# WHAT YOU ARE ASKED TO DO:
Which lines of the records contain "wanneer"? Collect every one of them.

(Saved entries)
++++++++++
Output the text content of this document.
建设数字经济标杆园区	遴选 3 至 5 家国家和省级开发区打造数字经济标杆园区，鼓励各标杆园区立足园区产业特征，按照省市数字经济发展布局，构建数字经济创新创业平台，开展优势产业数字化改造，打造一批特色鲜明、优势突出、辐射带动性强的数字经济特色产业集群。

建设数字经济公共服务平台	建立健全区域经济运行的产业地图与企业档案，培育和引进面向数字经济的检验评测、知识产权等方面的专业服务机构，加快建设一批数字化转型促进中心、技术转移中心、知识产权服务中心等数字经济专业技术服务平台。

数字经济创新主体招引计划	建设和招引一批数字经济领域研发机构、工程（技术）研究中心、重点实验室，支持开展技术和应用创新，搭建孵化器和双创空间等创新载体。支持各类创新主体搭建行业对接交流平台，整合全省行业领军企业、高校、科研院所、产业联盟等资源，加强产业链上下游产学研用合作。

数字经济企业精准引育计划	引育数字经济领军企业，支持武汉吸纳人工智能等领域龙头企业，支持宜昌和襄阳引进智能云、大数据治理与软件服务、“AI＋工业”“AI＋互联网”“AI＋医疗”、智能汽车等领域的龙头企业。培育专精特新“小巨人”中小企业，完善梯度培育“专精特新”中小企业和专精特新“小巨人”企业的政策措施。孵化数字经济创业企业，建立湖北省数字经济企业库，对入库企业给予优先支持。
++++++++++
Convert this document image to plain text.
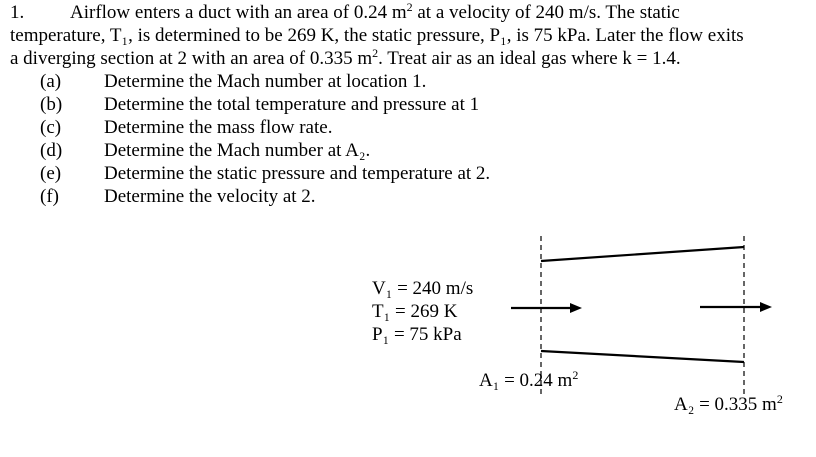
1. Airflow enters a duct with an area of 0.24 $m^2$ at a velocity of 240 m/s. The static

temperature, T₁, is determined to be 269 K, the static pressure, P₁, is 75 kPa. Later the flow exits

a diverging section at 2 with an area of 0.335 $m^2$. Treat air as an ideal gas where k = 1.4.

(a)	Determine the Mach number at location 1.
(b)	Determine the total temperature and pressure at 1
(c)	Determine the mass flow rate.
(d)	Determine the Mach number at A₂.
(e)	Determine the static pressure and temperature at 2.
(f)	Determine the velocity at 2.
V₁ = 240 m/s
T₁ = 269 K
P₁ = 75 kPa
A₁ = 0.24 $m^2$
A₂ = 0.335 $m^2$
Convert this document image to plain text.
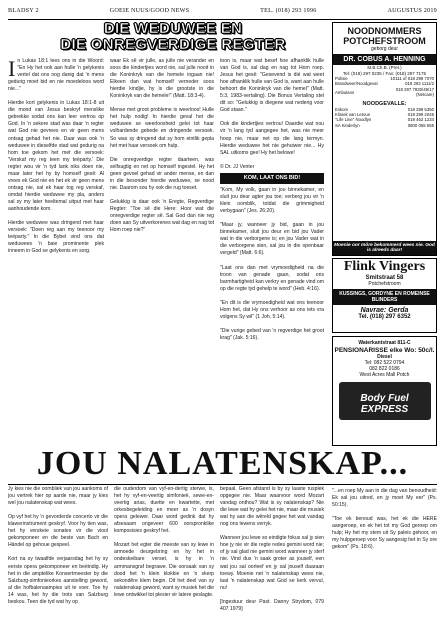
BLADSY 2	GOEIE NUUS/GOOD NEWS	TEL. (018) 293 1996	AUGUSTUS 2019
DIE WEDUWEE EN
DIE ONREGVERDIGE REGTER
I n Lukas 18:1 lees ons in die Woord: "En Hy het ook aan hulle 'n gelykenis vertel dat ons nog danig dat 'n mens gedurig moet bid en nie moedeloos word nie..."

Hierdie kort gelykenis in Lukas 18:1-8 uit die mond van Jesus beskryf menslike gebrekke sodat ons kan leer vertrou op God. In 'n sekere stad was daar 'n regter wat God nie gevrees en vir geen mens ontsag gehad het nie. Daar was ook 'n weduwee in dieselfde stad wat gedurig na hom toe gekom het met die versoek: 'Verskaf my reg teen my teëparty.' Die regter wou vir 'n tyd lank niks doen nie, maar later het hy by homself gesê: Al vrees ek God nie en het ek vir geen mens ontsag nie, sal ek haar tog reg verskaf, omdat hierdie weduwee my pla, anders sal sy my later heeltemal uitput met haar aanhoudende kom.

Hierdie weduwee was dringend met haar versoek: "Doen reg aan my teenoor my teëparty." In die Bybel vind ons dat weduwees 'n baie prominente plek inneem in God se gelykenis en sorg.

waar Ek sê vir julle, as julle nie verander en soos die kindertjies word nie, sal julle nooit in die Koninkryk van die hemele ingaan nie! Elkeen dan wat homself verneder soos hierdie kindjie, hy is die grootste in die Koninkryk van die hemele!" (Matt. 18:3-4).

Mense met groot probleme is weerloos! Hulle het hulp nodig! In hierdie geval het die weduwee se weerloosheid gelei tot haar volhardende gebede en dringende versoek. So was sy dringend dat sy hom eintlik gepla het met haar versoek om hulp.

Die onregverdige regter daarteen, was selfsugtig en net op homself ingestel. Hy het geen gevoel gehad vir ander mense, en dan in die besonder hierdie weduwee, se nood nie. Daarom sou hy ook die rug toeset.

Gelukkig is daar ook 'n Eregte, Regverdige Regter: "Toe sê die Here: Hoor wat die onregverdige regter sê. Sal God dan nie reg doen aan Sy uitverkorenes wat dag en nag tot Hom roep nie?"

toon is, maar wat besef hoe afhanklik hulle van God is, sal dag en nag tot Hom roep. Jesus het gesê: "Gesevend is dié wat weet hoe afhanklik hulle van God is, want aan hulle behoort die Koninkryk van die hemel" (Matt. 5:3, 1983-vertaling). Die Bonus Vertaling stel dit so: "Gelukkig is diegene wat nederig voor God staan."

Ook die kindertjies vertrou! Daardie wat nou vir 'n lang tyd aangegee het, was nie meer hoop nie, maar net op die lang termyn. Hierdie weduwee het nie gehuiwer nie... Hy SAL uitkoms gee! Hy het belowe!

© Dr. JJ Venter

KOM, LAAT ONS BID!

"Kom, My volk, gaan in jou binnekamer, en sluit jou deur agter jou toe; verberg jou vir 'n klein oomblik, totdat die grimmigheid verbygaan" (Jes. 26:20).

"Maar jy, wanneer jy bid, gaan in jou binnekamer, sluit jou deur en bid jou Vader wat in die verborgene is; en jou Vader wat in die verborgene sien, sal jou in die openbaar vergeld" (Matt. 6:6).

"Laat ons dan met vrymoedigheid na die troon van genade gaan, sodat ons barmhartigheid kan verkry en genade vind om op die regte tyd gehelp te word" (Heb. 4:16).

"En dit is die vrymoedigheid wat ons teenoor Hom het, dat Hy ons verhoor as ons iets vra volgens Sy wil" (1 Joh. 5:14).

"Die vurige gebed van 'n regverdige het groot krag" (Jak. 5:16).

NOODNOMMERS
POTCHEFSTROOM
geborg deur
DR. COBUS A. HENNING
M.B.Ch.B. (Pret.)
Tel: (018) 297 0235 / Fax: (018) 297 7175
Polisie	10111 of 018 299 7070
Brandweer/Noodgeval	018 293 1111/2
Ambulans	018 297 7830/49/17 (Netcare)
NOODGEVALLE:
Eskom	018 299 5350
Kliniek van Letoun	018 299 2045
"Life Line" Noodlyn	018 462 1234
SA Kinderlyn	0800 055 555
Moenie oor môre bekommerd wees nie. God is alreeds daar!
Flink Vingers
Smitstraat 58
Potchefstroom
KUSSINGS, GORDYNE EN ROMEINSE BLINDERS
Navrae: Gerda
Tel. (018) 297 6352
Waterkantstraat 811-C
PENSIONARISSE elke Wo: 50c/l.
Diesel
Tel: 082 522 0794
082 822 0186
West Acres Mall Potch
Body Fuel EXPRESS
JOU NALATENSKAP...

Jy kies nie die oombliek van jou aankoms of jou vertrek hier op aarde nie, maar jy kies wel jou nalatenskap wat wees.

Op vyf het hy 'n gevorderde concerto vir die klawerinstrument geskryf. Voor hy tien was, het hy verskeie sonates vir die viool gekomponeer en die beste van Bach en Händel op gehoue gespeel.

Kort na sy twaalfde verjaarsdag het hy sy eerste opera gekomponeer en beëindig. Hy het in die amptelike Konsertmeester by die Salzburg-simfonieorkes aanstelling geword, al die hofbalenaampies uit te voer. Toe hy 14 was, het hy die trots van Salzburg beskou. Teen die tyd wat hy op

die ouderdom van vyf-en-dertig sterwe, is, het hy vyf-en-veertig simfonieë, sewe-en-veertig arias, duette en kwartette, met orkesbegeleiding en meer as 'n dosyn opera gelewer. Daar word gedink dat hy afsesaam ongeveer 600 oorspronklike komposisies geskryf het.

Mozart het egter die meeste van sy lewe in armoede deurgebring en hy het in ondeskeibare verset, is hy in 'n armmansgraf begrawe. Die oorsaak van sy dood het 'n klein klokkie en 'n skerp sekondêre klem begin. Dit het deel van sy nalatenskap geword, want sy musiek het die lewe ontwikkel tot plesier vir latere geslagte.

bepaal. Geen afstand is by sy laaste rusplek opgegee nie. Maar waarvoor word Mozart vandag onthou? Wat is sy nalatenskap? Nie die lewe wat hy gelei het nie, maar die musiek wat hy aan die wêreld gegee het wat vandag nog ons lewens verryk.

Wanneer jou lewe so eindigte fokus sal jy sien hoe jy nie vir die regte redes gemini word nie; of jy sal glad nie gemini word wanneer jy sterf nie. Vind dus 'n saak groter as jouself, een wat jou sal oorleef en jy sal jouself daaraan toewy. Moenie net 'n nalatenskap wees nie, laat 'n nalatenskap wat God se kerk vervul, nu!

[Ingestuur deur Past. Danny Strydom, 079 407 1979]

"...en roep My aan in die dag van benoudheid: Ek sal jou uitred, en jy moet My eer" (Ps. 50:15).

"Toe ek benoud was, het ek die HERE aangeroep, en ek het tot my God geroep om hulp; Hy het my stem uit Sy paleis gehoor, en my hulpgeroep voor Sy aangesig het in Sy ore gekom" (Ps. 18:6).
++++++++++
# WRITTEN ANSWER:
"Maar jy, wanneer jy bid, gaan in jou binnekamer, sluit jou deur en bid jou Vader wat in die verborgene is; en jou Vader wat in die verborgene sien, sal jou in die openbaar vergeld" (Matt. 6:6).
Wanneer jou lewe so eindigte fokus sal jy sien hoe jy nie vir die regte redes gemini word nie; of jy sal glad nie gemini word wanneer jy sterf nie. Vind dus 'n saak groter as jouself, een wat jou sal oorleef en jy sal jouself daaraan toewy. Moenie net 'n nalatenskap wees nie, laat 'n nalatenskap wat God se kerk vervul, nu!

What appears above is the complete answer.